# TASK INSTRUCTIONS:
Using the data below, copy every line that contains the word "ylabel".

[Recorded data]
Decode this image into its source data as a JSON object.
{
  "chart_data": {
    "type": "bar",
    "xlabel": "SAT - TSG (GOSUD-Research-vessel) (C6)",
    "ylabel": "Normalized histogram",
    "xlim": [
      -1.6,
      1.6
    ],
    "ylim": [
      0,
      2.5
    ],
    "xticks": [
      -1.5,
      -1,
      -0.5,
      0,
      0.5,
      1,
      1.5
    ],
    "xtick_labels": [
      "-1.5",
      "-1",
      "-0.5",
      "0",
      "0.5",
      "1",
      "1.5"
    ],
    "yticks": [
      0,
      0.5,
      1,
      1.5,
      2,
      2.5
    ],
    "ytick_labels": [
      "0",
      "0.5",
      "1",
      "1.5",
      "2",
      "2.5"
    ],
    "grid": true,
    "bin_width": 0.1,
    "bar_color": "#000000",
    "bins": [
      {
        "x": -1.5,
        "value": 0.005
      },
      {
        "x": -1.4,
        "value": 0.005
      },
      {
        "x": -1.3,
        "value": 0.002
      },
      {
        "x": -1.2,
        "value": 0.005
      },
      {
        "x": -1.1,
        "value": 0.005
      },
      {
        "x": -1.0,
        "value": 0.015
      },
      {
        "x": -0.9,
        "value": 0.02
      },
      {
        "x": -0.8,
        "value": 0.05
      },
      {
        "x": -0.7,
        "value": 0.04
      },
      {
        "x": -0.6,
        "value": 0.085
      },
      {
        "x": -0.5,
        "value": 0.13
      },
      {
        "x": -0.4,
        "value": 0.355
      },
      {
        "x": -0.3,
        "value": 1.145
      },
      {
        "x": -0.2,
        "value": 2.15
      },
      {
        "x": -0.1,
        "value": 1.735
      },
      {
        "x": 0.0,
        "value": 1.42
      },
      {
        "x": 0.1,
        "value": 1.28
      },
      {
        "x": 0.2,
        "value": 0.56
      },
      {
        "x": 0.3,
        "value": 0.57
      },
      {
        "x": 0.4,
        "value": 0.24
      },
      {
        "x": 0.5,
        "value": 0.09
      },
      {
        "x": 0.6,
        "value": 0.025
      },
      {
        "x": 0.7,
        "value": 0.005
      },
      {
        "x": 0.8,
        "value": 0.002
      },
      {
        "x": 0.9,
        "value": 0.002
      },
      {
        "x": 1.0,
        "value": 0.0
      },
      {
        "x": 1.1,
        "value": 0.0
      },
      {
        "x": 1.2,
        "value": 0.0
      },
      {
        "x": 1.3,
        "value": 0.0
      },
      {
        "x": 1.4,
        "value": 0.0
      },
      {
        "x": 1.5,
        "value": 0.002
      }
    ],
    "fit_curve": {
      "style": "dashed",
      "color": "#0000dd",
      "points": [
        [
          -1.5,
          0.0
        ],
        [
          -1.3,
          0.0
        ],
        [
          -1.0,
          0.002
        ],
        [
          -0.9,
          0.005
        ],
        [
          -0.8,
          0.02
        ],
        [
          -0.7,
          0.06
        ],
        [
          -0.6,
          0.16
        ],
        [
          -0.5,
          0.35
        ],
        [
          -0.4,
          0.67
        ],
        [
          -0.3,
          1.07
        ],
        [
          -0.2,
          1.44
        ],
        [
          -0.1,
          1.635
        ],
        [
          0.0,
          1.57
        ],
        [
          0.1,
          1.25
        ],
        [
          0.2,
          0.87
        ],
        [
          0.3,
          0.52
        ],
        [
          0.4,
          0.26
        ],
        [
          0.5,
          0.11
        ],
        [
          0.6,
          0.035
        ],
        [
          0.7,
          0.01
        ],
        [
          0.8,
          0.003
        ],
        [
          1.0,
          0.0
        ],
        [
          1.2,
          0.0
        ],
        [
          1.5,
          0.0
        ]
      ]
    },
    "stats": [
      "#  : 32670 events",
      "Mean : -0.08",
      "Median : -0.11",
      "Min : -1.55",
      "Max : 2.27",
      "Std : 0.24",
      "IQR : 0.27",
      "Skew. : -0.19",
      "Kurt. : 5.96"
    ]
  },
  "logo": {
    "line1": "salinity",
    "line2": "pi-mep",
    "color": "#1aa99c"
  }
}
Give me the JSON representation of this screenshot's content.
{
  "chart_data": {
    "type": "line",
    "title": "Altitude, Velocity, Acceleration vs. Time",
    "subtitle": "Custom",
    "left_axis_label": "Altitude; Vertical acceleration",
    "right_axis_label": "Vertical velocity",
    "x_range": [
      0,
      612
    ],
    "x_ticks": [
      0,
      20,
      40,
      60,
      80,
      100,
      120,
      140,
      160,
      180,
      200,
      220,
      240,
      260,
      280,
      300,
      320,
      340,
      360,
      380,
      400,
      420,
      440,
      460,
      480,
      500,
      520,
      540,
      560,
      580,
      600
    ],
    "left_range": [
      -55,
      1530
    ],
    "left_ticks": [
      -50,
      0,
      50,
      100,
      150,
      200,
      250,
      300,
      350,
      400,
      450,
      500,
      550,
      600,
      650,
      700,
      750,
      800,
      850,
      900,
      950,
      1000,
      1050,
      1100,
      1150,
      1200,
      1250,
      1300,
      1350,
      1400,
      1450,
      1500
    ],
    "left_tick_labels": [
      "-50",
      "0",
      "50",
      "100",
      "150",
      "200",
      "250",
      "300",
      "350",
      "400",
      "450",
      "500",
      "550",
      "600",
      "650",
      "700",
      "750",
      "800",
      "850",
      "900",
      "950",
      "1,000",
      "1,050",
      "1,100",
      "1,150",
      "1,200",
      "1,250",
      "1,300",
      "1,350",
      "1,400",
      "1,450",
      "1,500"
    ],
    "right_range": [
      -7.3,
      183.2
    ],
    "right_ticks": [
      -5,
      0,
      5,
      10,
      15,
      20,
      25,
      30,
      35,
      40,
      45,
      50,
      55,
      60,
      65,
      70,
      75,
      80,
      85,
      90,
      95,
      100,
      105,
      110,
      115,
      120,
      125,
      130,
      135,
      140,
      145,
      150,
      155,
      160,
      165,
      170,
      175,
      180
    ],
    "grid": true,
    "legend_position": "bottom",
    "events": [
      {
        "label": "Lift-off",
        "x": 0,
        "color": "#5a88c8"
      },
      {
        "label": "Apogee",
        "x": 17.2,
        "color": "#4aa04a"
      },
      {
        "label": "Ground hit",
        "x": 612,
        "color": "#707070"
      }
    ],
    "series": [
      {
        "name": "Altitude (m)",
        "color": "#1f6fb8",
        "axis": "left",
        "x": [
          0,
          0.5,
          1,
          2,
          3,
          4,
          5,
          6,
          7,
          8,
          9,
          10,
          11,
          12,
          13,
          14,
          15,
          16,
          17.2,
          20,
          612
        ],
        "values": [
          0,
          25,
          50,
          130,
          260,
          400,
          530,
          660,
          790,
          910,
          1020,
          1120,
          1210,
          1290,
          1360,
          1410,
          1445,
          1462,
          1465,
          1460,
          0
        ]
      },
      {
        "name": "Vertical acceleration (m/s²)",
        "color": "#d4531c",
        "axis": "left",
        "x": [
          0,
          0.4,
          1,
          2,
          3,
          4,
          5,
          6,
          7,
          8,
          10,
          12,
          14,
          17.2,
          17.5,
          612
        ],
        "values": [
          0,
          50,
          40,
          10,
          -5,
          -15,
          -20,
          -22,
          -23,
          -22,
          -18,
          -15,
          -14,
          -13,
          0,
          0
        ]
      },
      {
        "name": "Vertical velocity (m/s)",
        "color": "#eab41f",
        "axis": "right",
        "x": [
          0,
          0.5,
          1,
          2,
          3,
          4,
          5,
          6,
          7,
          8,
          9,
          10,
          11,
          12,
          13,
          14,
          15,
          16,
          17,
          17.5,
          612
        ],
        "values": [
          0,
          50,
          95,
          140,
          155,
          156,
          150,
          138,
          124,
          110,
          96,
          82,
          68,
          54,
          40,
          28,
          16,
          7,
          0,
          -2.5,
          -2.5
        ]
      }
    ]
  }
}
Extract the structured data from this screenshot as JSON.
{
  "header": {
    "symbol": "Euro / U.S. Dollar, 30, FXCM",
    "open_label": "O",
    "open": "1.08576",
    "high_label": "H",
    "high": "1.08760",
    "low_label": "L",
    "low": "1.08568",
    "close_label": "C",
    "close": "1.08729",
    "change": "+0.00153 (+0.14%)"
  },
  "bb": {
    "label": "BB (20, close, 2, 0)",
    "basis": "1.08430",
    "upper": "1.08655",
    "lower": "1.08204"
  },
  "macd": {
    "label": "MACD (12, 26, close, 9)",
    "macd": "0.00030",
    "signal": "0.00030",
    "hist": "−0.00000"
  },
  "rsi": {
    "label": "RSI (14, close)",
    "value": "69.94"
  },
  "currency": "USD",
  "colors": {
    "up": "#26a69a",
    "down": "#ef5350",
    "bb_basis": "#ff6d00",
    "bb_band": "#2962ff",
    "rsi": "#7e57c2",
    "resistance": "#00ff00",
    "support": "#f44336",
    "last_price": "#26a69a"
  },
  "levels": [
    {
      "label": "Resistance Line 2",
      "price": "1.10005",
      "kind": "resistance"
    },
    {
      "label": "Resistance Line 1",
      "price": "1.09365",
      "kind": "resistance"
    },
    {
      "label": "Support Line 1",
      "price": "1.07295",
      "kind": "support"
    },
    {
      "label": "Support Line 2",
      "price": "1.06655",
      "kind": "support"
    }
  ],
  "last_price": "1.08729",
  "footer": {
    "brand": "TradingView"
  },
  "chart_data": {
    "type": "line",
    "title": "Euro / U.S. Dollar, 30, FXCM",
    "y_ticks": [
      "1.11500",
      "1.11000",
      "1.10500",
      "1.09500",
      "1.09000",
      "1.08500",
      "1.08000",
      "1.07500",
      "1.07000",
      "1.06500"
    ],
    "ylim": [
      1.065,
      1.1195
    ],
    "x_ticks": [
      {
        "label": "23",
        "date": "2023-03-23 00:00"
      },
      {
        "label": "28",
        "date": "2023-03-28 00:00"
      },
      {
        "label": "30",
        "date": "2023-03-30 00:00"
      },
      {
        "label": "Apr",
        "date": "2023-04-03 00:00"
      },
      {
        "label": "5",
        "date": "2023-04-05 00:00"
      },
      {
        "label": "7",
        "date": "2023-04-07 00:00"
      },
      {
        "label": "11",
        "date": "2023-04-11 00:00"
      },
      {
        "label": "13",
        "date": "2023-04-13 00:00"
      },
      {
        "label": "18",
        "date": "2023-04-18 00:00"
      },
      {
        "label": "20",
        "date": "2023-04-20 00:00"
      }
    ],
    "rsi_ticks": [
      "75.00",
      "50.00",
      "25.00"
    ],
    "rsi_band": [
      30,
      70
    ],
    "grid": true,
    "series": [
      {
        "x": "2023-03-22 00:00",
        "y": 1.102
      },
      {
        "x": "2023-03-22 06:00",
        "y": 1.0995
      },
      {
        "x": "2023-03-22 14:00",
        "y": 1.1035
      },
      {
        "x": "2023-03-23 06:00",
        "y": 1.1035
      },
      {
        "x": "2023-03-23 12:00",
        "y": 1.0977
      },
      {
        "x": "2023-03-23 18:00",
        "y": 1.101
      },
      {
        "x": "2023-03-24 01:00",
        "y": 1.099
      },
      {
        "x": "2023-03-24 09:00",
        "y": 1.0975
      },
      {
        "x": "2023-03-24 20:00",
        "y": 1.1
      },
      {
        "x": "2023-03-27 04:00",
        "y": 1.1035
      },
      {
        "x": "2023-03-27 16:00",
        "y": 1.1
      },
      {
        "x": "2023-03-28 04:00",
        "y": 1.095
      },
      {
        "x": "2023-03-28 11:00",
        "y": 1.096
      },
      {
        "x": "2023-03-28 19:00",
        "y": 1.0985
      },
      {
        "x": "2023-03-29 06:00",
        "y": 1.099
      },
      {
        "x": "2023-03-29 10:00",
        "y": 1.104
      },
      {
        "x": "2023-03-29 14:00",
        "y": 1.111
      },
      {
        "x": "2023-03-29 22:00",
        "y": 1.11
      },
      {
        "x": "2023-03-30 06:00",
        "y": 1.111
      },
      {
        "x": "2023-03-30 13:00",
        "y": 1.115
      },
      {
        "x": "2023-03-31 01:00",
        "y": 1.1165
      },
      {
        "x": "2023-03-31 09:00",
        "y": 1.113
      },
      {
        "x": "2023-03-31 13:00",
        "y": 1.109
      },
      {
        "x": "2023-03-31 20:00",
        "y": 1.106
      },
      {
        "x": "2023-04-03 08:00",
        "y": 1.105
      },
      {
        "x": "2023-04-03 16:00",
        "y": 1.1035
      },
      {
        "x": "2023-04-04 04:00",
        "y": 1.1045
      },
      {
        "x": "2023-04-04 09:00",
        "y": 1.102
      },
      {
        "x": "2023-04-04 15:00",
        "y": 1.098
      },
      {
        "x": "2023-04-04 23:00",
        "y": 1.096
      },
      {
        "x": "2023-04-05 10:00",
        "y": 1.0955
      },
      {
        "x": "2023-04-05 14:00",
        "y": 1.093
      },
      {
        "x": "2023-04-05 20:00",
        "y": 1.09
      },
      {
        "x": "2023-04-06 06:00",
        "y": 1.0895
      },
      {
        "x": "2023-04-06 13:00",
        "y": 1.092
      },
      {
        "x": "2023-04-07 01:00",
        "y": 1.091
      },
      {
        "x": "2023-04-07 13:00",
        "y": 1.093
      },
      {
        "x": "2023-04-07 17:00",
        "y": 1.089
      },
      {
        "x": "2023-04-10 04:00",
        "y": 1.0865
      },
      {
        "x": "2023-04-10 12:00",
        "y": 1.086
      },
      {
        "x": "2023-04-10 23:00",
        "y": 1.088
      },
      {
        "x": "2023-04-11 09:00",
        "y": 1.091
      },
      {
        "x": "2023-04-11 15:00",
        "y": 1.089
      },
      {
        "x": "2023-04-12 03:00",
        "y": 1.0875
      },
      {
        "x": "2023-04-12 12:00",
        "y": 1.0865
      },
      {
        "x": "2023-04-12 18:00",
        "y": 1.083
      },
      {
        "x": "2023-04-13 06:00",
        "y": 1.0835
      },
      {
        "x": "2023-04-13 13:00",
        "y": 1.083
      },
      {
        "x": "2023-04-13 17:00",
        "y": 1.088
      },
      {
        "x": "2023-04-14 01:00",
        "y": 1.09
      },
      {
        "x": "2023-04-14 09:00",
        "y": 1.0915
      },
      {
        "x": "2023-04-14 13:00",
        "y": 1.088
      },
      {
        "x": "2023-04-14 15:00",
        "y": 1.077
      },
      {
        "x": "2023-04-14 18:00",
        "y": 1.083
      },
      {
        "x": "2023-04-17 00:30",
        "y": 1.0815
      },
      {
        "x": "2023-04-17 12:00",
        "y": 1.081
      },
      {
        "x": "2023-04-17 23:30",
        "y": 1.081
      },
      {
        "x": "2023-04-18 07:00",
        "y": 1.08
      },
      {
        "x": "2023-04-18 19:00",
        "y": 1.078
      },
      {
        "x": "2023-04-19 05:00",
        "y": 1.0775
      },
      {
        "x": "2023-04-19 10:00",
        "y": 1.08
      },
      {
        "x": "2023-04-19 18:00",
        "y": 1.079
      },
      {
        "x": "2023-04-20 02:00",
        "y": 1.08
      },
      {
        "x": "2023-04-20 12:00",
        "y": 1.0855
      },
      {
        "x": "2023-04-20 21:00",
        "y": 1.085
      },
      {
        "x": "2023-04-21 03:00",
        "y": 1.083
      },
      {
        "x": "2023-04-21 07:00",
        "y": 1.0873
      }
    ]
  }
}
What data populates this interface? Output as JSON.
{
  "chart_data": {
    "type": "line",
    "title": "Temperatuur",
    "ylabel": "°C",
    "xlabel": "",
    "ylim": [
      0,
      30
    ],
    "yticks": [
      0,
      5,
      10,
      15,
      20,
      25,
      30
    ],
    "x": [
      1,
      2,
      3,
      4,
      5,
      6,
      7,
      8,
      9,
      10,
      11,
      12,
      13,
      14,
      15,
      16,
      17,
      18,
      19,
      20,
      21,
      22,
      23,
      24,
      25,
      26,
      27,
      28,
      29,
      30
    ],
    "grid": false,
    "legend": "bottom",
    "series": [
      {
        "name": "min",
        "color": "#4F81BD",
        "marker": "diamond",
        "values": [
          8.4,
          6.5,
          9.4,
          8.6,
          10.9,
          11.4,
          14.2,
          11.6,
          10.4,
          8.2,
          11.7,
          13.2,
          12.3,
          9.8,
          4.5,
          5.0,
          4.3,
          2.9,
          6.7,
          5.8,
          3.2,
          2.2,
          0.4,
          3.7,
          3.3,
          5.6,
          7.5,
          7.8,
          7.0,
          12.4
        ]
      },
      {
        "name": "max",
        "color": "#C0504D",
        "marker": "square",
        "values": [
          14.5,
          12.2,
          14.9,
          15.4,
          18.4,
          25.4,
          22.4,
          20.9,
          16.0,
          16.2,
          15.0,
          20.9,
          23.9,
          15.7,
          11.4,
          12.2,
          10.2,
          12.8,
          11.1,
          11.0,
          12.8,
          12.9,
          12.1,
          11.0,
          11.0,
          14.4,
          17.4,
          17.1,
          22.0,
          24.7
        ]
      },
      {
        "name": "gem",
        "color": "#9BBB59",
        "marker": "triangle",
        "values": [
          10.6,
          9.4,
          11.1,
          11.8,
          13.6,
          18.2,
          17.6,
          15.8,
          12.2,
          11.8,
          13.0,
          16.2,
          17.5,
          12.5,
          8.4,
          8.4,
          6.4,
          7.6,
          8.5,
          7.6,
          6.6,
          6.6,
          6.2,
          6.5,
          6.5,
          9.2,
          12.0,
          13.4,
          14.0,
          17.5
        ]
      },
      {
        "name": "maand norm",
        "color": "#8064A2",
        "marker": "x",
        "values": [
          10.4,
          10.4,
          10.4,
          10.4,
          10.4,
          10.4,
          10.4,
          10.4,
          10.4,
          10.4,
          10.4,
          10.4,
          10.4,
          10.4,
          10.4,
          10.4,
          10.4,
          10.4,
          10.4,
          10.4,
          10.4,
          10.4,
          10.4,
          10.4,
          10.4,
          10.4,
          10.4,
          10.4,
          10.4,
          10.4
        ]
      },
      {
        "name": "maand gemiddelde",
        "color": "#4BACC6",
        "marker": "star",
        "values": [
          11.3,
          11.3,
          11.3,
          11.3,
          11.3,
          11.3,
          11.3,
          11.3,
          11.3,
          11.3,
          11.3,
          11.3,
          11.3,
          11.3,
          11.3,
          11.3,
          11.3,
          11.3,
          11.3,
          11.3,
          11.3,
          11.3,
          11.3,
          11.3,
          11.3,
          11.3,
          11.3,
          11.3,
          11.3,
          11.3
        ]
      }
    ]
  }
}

# TASK RESULT:
    "ylabel": "Normalized histogram",
    "ylabel": "°C",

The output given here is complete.